* PROBLEM TO WORK ON *
Exact repetition of every entry is required.

* DATA ENTRIES *
** begin **

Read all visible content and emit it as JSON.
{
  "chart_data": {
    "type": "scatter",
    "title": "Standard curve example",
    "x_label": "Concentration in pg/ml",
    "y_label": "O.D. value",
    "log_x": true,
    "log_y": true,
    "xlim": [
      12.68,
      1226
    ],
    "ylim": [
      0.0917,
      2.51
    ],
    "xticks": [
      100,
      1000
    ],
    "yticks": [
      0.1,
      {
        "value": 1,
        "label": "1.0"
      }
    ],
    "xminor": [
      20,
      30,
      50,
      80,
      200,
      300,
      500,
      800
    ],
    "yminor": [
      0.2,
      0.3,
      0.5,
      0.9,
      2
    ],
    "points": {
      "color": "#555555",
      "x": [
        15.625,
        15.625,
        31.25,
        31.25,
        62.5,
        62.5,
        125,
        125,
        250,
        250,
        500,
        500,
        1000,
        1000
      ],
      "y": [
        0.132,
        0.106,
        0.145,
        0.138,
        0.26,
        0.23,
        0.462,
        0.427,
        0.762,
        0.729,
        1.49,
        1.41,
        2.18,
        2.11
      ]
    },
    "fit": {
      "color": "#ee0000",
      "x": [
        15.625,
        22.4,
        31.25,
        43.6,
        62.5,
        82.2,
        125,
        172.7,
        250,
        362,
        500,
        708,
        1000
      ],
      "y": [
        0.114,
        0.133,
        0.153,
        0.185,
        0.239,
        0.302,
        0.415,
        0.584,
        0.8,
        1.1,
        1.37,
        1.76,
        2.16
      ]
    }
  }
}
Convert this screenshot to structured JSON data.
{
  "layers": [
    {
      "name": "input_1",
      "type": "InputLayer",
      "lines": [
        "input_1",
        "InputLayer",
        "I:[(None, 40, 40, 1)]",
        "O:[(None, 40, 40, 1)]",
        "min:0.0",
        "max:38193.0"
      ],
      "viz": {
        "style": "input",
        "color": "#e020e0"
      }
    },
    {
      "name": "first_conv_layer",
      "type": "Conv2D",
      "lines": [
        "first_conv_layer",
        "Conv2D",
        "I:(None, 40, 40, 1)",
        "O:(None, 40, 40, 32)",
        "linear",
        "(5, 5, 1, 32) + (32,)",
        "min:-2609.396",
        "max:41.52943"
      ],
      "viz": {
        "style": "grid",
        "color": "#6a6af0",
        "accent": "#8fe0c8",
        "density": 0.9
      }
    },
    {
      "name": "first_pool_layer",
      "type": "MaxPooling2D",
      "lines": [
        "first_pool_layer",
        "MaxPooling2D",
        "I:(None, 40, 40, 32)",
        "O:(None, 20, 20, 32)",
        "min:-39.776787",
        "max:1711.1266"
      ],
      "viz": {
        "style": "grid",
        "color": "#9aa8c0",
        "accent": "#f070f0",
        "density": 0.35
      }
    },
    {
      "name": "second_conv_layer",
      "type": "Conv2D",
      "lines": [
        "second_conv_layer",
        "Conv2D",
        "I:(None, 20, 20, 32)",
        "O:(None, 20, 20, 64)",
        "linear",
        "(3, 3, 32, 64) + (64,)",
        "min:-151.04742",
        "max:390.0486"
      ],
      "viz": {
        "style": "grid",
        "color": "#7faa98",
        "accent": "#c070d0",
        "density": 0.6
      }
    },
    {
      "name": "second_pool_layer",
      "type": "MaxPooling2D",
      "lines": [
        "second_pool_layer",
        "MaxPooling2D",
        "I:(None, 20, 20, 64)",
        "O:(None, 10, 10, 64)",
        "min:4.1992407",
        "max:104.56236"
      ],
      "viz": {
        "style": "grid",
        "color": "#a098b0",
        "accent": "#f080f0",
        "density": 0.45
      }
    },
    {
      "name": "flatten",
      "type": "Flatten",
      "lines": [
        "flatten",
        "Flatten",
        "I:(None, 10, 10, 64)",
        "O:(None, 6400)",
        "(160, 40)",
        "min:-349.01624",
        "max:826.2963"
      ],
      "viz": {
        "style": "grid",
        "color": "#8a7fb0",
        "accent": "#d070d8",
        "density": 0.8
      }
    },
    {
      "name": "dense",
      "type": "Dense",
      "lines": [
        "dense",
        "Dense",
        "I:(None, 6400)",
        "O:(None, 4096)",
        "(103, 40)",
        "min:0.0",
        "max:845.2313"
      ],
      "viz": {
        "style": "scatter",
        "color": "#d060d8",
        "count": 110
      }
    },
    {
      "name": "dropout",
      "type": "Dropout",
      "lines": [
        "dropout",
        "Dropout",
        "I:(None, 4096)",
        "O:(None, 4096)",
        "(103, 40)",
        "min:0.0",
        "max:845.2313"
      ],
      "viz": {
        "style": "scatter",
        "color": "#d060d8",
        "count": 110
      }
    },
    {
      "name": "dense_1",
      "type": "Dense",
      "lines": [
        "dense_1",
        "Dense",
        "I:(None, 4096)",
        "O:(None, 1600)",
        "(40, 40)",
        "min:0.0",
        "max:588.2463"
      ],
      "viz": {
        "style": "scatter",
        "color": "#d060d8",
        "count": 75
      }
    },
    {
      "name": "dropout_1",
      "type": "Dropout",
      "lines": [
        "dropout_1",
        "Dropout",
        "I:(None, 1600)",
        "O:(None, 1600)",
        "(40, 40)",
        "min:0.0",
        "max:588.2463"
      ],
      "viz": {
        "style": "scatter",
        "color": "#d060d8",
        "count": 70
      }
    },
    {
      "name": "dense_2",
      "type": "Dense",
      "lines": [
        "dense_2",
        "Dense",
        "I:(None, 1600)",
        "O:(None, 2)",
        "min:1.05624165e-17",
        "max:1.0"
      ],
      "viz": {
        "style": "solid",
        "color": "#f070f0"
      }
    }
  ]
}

** end **

* TASK ANSWER *
Read all visible content and emit it as JSON.
{
  "chart_data": {
    "type": "scatter",
    "title": "Standard curve example",
    "x_label": "Concentration in pg/ml",
    "y_label": "O.D. value",
    "log_x": true,
    "log_y": true,
    "xlim": [
      12.68,
      1226
    ],
    "ylim": [
      0.0917,
      2.51
    ],
    "xticks": [
      100,
      1000
    ],
    "yticks": [
      0.1,
      {
        "value": 1,
        "label": "1.0"
      }
    ],
    "xminor": [
      20,
      30,
      50,
      80,
      200,
      300,
      500,
      800
    ],
    "yminor": [
      0.2,
      0.3,
      0.5,
      0.9,
      2
    ],
    "points": {
      "color": "#555555",
      "x": [
        15.625,
        15.625,
        31.25,
        31.25,
        62.5,
        62.5,
        125,
        125,
        250,
        250,
        500,
        500,
        1000,
        1000
      ],
      "y": [
        0.132,
        0.106,
        0.145,
        0.138,
        0.26,
        0.23,
        0.462,
        0.427,
        0.762,
        0.729,
        1.49,
        1.41,
        2.18,
        2.11
      ]
    },
    "fit": {
      "color": "#ee0000",
      "x": [
        15.625,
        22.4,
        31.25,
        43.6,
        62.5,
        82.2,
        125,
        172.7,
        250,
        362,
        500,
        708,
        1000
      ],
      "y": [
        0.114,
        0.133,
        0.153,
        0.185,
        0.239,
        0.302,
        0.415,
        0.584,
        0.8,
        1.1,
        1.37,
        1.76,
        2.16
      ]
    }
  }
}
Convert this screenshot to structured JSON data.
{
  "layers": [
    {
      "name": "input_1",
      "type": "InputLayer",
      "lines": [
        "input_1",
        "InputLayer",
        "I:[(None, 40, 40, 1)]",
        "O:[(None, 40, 40, 1)]",
        "min:0.0",
        "max:38193.0"
      ],
      "viz": {
        "style": "input",
        "color": "#e020e0"
      }
    },
    {
      "name": "first_conv_layer",
      "type": "Conv2D",
      "lines": [
        "first_conv_layer",
        "Conv2D",
        "I:(None, 40, 40, 1)",
        "O:(None, 40, 40, 32)",
        "linear",
        "(5, 5, 1, 32) + (32,)",
        "min:-2609.396",
        "max:41.52943"
      ],
      "viz": {
        "style": "grid",
        "color": "#6a6af0",
        "accent": "#8fe0c8",
        "density": 0.9
      }
    },
    {
      "name": "first_pool_layer",
      "type": "MaxPooling2D",
      "lines": [
        "first_pool_layer",
        "MaxPooling2D",
        "I:(None, 40, 40, 32)",
        "O:(None, 20, 20, 32)",
        "min:-39.776787",
        "max:1711.1266"
      ],
      "viz": {
        "style": "grid",
        "color": "#9aa8c0",
        "accent": "#f070f0",
        "density": 0.35
      }
    },
    {
      "name": "second_conv_layer",
      "type": "Conv2D",
      "lines": [
        "second_conv_layer",
        "Conv2D",
        "I:(None, 20, 20, 32)",
        "O:(None, 20, 20, 64)",
        "linear",
        "(3, 3, 32, 64) + (64,)",
        "min:-151.04742",
        "max:390.0486"
      ],
      "viz": {
        "style": "grid",
        "color": "#7faa98",
        "accent": "#c070d0",
        "density": 0.6
      }
    },
    {
      "name": "second_pool_layer",
      "type": "MaxPooling2D",
      "lines": [
        "second_pool_layer",
        "MaxPooling2D",
        "I:(None, 20, 20, 64)",
        "O:(None, 10, 10, 64)",
        "min:4.1992407",
        "max:104.56236"
      ],
      "viz": {
        "style": "grid",
        "color": "#a098b0",
        "accent": "#f080f0",
        "density": 0.45
      }
    },
    {
      "name": "flatten",
      "type": "Flatten",
      "lines": [
        "flatten",
        "Flatten",
        "I:(None, 10, 10, 64)",
        "O:(None, 6400)",
        "(160, 40)",
        "min:-349.01624",
        "max:826.2963"
      ],
      "viz": {
        "style": "grid",
        "color": "#8a7fb0",
        "accent": "#d070d8",
        "density": 0.8
      }
    },
    {
      "name": "dense",
      "type": "Dense",
      "lines": [
        "dense",
        "Dense",
        "I:(None, 6400)",
        "O:(None, 4096)",
        "(103, 40)",
        "min:0.0",
        "max:845.2313"
      ],
      "viz": {
        "style": "scatter",
        "color": "#d060d8",
        "count": 110
      }
    },
    {
      "name": "dropout",
      "type": "Dropout",
      "lines": [
        "dropout",
        "Dropout",
        "I:(None, 4096)",
        "O:(None, 4096)",
        "(103, 40)",
        "min:0.0",
        "max:845.2313"
      ],
      "viz": {
        "style": "scatter",
        "color": "#d060d8",
        "count": 110
      }
    },
    {
      "name": "dense_1",
      "type": "Dense",
      "lines": [
        "dense_1",
        "Dense",
        "I:(None, 4096)",
        "O:(None, 1600)",
        "(40, 40)",
        "min:0.0",
        "max:588.2463"
      ],
      "viz": {
        "style": "scatter",
        "color": "#d060d8",
        "count": 75
      }
    },
    {
      "name": "dropout_1",
      "type": "Dropout",
      "lines": [
        "dropout_1",
        "Dropout",
        "I:(None, 1600)",
        "O:(None, 1600)",
        "(40, 40)",
        "min:0.0",
        "max:588.2463"
      ],
      "viz": {
        "style": "scatter",
        "color": "#d060d8",
        "count": 70
      }
    },
    {
      "name": "dense_2",
      "type": "Dense",
      "lines": [
        "dense_2",
        "Dense",
        "I:(None, 1600)",
        "O:(None, 2)",
        "min:1.05624165e-17",
        "max:1.0"
      ],
      "viz": {
        "style": "solid",
        "color": "#f070f0"
      }
    }
  ]
}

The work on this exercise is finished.